The exercise: Within this material, how many lines have the string "another" in them? The answer is a number, with nothing added.

Records supplied:
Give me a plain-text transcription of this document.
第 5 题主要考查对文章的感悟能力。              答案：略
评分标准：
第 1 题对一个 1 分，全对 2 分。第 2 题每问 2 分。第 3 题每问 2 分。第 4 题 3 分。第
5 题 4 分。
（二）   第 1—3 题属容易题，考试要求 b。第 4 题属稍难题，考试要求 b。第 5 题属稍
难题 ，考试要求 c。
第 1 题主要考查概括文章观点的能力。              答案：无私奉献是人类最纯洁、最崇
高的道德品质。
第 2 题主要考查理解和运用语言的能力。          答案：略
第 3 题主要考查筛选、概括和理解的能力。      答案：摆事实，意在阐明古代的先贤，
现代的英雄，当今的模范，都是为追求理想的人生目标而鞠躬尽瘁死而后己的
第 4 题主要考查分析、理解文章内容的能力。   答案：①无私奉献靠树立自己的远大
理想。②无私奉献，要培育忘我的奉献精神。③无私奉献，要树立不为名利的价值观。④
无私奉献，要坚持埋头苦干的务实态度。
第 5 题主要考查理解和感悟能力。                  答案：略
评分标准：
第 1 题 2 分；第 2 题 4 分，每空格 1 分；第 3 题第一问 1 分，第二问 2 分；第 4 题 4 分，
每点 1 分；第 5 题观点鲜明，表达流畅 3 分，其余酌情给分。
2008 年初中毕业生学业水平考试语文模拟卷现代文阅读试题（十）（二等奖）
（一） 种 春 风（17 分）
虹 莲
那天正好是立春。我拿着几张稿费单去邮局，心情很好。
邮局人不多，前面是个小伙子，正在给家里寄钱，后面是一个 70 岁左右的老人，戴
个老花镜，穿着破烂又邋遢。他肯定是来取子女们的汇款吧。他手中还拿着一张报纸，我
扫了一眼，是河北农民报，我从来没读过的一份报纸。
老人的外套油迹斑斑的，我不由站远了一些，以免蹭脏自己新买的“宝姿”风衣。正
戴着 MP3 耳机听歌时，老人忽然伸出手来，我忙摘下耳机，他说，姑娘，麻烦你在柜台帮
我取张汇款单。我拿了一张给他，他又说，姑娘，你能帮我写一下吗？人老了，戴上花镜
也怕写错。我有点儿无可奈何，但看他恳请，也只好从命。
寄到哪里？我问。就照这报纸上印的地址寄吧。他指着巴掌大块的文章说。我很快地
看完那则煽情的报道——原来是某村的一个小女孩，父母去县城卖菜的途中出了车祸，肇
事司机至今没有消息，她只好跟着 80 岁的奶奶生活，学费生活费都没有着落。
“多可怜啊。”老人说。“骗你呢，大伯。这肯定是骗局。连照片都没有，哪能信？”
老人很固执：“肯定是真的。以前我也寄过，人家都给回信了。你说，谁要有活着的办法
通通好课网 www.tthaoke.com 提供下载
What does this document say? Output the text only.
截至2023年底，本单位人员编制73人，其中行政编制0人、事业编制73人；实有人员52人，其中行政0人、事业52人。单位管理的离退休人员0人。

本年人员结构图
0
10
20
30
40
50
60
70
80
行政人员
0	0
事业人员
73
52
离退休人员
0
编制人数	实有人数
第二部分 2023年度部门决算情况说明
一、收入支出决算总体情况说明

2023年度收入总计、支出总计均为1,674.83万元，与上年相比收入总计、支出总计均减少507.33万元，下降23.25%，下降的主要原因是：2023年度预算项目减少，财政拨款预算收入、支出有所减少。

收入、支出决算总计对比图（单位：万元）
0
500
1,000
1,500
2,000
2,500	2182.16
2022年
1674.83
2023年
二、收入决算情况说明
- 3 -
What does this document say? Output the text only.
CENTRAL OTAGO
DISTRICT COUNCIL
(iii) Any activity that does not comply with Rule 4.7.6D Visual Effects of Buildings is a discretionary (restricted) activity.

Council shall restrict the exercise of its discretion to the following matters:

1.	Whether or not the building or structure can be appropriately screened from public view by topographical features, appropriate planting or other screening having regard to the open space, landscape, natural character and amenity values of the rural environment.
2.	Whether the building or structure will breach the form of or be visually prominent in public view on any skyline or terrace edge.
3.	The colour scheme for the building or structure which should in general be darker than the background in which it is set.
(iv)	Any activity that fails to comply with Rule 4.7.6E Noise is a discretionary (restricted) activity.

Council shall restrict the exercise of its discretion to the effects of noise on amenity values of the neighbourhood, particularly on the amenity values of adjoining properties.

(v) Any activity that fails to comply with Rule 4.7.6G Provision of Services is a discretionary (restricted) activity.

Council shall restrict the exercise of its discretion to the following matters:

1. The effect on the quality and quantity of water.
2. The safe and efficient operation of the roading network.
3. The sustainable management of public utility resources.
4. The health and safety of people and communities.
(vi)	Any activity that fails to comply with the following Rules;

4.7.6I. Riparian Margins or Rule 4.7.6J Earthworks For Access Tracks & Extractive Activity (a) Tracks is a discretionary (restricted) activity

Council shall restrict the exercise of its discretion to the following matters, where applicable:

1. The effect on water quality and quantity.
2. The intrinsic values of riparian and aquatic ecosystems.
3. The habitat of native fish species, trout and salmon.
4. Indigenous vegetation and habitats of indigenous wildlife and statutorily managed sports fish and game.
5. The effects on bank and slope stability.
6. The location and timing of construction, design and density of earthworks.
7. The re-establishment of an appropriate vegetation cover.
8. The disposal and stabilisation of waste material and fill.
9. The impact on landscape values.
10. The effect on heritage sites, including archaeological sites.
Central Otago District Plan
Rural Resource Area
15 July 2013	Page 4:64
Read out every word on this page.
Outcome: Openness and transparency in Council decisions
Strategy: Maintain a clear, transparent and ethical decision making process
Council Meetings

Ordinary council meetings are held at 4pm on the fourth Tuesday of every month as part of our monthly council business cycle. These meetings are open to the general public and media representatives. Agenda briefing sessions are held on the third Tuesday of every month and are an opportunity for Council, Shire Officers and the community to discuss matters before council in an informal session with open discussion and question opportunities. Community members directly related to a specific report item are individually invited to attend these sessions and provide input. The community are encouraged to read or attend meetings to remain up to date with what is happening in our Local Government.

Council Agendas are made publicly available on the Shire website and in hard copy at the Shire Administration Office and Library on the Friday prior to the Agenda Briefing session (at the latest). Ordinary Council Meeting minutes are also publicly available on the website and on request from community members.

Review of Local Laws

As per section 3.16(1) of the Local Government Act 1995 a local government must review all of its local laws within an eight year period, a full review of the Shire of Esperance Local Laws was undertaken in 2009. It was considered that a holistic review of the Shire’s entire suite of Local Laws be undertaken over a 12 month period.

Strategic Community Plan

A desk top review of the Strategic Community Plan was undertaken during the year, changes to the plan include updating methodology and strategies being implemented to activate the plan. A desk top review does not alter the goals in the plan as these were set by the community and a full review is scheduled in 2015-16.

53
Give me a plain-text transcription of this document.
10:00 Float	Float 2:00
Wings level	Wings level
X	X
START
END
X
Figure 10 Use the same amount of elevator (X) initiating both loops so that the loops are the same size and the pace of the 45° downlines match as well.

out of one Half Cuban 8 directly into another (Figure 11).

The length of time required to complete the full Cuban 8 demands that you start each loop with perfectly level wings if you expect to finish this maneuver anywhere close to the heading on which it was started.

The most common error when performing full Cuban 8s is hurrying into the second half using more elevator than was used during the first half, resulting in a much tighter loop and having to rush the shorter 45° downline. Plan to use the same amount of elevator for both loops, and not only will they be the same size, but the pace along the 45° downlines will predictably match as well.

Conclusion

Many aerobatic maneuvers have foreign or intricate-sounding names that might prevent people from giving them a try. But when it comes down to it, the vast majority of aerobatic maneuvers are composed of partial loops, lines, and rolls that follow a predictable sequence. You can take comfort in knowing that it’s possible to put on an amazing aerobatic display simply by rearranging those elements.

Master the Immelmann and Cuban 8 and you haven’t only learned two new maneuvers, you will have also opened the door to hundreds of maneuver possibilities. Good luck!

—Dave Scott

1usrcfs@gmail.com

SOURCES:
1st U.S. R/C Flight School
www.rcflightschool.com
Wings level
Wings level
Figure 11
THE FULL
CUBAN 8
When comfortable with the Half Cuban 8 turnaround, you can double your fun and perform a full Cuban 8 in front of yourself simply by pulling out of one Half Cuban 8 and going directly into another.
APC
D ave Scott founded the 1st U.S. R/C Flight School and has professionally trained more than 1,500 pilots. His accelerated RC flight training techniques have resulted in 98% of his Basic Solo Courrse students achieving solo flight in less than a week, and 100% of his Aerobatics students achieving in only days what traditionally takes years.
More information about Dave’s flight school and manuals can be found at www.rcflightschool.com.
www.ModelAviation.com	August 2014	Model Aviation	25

Solution to the problem: 2